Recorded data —
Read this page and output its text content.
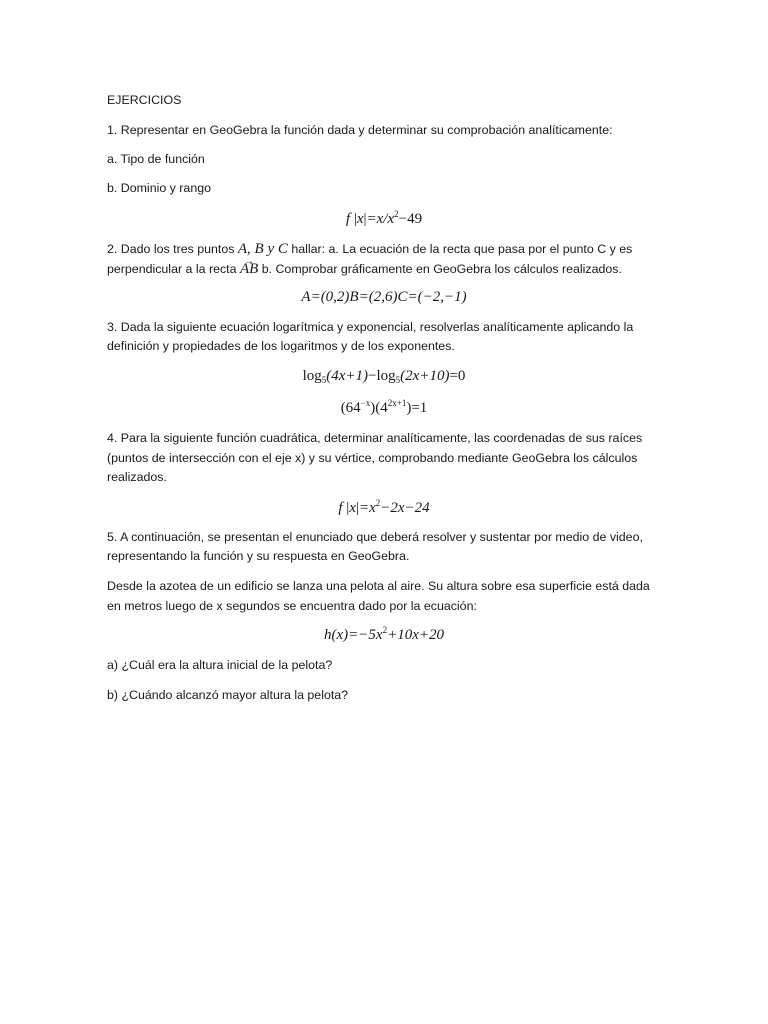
EJERCICIOS
1. Representar en GeoGebra la función dada y determinar su comprobación analíticamente:
a. Tipo de función
b. Dominio y rango
f $|x|=x/x^2-49$
2. Dado los tres puntos A, B y C hallar: a. La ecuación de la recta que pasa por el punto C y es
perpendicular a la recta → AB b. Comprobar gráficamente en GeoGebra los cálculos realizados.
A=(0,2)B=(2,6)C=(−2,−1)
3. Dada la siguiente ecuación logarítmica y exponencial, resolverlas analíticamente aplicando la
definición y propiedades de los logaritmos y de los exponentes.
$\log_5(4x+1)-\log_5(2x+10)=0$
$(64^{-x})(4^{2x+1})=1$
4. Para la siguiente función cuadrática, determinar analíticamente, las coordenadas de sus raíces
(puntos de intersección con el eje x) y su vértice, comprobando mediante GeoGebra los cálculos
realizados.
f $|x|=x^2-2x-24$
5. A continuación, se presentan el enunciado que deberá resolver y sustentar por medio de video,
representando la función y su respuesta en GeoGebra.
Desde la azotea de un edificio se lanza una pelota al aire. Su altura sobre esa superficie está dada
en metros luego de x segundos se encuentra dado por la ecuación:
$h(x)=-5x^2+10x+20$
a) ¿Cuál era la altura inicial de la pelota?
b) ¿Cuándo alcanzó mayor altura la pelota?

Required task — Show all lines in the entries above where the string "puntos" appears.

Completed exercise —
2. Dado los tres puntos A, B y C hallar: a. La ecuación de la recta que pasa por el punto C y es
(puntos de intersección con el eje x) y su vértice, comprobando mediante GeoGebra los cálculos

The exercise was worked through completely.